Task statement: Quote all of the data below exactly, please.

--- Start ---

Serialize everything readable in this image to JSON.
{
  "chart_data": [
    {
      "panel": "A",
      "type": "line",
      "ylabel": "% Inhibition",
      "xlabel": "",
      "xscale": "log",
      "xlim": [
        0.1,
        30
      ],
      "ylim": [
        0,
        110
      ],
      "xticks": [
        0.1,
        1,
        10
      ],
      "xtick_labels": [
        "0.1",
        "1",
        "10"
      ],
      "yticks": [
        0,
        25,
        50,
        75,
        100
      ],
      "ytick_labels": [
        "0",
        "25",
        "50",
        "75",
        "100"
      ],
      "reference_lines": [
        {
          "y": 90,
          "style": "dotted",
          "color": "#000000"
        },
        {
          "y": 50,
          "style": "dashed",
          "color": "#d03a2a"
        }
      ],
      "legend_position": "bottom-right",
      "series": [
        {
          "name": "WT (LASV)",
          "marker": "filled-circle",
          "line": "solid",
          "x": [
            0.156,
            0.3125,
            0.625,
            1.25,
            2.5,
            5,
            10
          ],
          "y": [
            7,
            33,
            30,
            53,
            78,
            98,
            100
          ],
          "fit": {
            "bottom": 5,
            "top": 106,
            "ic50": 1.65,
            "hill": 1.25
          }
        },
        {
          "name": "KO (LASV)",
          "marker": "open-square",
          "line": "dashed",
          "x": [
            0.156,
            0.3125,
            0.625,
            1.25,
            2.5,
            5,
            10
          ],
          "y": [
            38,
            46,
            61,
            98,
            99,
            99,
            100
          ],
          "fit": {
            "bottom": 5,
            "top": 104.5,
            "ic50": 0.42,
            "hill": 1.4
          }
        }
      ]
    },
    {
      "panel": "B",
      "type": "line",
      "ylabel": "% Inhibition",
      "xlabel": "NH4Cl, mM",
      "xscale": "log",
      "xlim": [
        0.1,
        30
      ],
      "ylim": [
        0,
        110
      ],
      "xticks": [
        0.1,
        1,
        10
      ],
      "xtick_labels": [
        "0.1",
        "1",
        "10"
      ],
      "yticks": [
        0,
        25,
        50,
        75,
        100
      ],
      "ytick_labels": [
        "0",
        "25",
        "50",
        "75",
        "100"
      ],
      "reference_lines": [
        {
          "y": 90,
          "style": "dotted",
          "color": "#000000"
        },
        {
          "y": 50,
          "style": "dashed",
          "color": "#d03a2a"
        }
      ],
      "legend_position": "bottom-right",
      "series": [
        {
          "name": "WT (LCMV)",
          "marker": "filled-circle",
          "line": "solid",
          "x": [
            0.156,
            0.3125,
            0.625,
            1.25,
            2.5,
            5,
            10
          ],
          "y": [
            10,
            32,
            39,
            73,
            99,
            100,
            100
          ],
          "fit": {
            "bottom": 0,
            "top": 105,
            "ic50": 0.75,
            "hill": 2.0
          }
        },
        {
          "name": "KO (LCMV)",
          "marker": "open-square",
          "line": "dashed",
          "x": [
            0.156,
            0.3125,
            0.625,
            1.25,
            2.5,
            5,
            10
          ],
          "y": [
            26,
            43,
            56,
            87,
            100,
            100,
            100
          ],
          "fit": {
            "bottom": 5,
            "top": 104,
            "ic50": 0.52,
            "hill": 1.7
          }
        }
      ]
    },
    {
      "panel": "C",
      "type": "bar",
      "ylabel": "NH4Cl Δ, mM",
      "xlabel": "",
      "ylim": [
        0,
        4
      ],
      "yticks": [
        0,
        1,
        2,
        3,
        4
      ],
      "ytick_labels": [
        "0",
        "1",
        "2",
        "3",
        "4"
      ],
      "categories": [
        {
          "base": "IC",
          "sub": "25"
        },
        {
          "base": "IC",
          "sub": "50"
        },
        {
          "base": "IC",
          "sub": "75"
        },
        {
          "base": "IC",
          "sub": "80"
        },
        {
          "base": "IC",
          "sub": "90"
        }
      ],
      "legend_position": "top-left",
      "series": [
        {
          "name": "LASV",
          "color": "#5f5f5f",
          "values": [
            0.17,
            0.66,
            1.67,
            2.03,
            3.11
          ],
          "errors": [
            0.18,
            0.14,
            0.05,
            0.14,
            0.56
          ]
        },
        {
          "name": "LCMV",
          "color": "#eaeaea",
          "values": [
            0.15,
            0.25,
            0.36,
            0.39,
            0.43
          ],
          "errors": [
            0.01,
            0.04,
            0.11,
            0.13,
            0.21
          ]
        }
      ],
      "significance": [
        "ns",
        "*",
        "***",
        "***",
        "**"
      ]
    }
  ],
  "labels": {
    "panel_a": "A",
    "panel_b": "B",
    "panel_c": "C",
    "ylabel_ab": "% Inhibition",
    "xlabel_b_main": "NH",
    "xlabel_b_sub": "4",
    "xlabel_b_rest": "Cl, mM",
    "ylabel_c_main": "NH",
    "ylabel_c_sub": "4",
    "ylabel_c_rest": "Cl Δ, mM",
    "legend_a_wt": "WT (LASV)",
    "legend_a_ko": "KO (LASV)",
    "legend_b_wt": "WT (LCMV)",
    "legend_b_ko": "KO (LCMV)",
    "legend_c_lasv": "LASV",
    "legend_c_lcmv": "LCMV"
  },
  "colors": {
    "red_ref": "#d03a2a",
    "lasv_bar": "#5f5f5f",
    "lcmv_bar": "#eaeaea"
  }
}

--- End ---

Task output:
Serialize everything readable in this image to JSON.
{
  "chart_data": [
    {
      "panel": "A",
      "type": "line",
      "ylabel": "% Inhibition",
      "xlabel": "",
      "xscale": "log",
      "xlim": [
        0.1,
        30
      ],
      "ylim": [
        0,
        110
      ],
      "xticks": [
        0.1,
        1,
        10
      ],
      "xtick_labels": [
        "0.1",
        "1",
        "10"
      ],
      "yticks": [
        0,
        25,
        50,
        75,
        100
      ],
      "ytick_labels": [
        "0",
        "25",
        "50",
        "75",
        "100"
      ],
      "reference_lines": [
        {
          "y": 90,
          "style": "dotted",
          "color": "#000000"
        },
        {
          "y": 50,
          "style": "dashed",
          "color": "#d03a2a"
        }
      ],
      "legend_position": "bottom-right",
      "series": [
        {
          "name": "WT (LASV)",
          "marker": "filled-circle",
          "line": "solid",
          "x": [
            0.156,
            0.3125,
            0.625,
            1.25,
            2.5,
            5,
            10
          ],
          "y": [
            7,
            33,
            30,
            53,
            78,
            98,
            100
          ],
          "fit": {
            "bottom": 5,
            "top": 106,
            "ic50": 1.65,
            "hill": 1.25
          }
        },
        {
          "name": "KO (LASV)",
          "marker": "open-square",
          "line": "dashed",
          "x": [
            0.156,
            0.3125,
            0.625,
            1.25,
            2.5,
            5,
            10
          ],
          "y": [
            38,
            46,
            61,
            98,
            99,
            99,
            100
          ],
          "fit": {
            "bottom": 5,
            "top": 104.5,
            "ic50": 0.42,
            "hill": 1.4
          }
        }
      ]
    },
    {
      "panel": "B",
      "type": "line",
      "ylabel": "% Inhibition",
      "xlabel": "NH4Cl, mM",
      "xscale": "log",
      "xlim": [
        0.1,
        30
      ],
      "ylim": [
        0,
        110
      ],
      "xticks": [
        0.1,
        1,
        10
      ],
      "xtick_labels": [
        "0.1",
        "1",
        "10"
      ],
      "yticks": [
        0,
        25,
        50,
        75,
        100
      ],
      "ytick_labels": [
        "0",
        "25",
        "50",
        "75",
        "100"
      ],
      "reference_lines": [
        {
          "y": 90,
          "style": "dotted",
          "color": "#000000"
        },
        {
          "y": 50,
          "style": "dashed",
          "color": "#d03a2a"
        }
      ],
      "legend_position": "bottom-right",
      "series": [
        {
          "name": "WT (LCMV)",
          "marker": "filled-circle",
          "line": "solid",
          "x": [
            0.156,
            0.3125,
            0.625,
            1.25,
            2.5,
            5,
            10
          ],
          "y": [
            10,
            32,
            39,
            73,
            99,
            100,
            100
          ],
          "fit": {
            "bottom": 0,
            "top": 105,
            "ic50": 0.75,
            "hill": 2.0
          }
        },
        {
          "name": "KO (LCMV)",
          "marker": "open-square",
          "line": "dashed",
          "x": [
            0.156,
            0.3125,
            0.625,
            1.25,
            2.5,
            5,
            10
          ],
          "y": [
            26,
            43,
            56,
            87,
            100,
            100,
            100
          ],
          "fit": {
            "bottom": 5,
            "top": 104,
            "ic50": 0.52,
            "hill": 1.7
          }
        }
      ]
    },
    {
      "panel": "C",
      "type": "bar",
      "ylabel": "NH4Cl Δ, mM",
      "xlabel": "",
      "ylim": [
        0,
        4
      ],
      "yticks": [
        0,
        1,
        2,
        3,
        4
      ],
      "ytick_labels": [
        "0",
        "1",
        "2",
        "3",
        "4"
      ],
      "categories": [
        {
          "base": "IC",
          "sub": "25"
        },
        {
          "base": "IC",
          "sub": "50"
        },
        {
          "base": "IC",
          "sub": "75"
        },
        {
          "base": "IC",
          "sub": "80"
        },
        {
          "base": "IC",
          "sub": "90"
        }
      ],
      "legend_position": "top-left",
      "series": [
        {
          "name": "LASV",
          "color": "#5f5f5f",
          "values": [
            0.17,
            0.66,
            1.67,
            2.03,
            3.11
          ],
          "errors": [
            0.18,
            0.14,
            0.05,
            0.14,
            0.56
          ]
        },
        {
          "name": "LCMV",
          "color": "#eaeaea",
          "values": [
            0.15,
            0.25,
            0.36,
            0.39,
            0.43
          ],
          "errors": [
            0.01,
            0.04,
            0.11,
            0.13,
            0.21
          ]
        }
      ],
      "significance": [
        "ns",
        "*",
        "***",
        "***",
        "**"
      ]
    }
  ],
  "labels": {
    "panel_a": "A",
    "panel_b": "B",
    "panel_c": "C",
    "ylabel_ab": "% Inhibition",
    "xlabel_b_main": "NH",
    "xlabel_b_sub": "4",
    "xlabel_b_rest": "Cl, mM",
    "ylabel_c_main": "NH",
    "ylabel_c_sub": "4",
    "ylabel_c_rest": "Cl Δ, mM",
    "legend_a_wt": "WT (LASV)",
    "legend_a_ko": "KO (LASV)",
    "legend_b_wt": "WT (LCMV)",
    "legend_b_ko": "KO (LCMV)",
    "legend_c_lasv": "LASV",
    "legend_c_lcmv": "LCMV"
  },
  "colors": {
    "red_ref": "#d03a2a",
    "lasv_bar": "#5f5f5f",
    "lcmv_bar": "#eaeaea"
  }
}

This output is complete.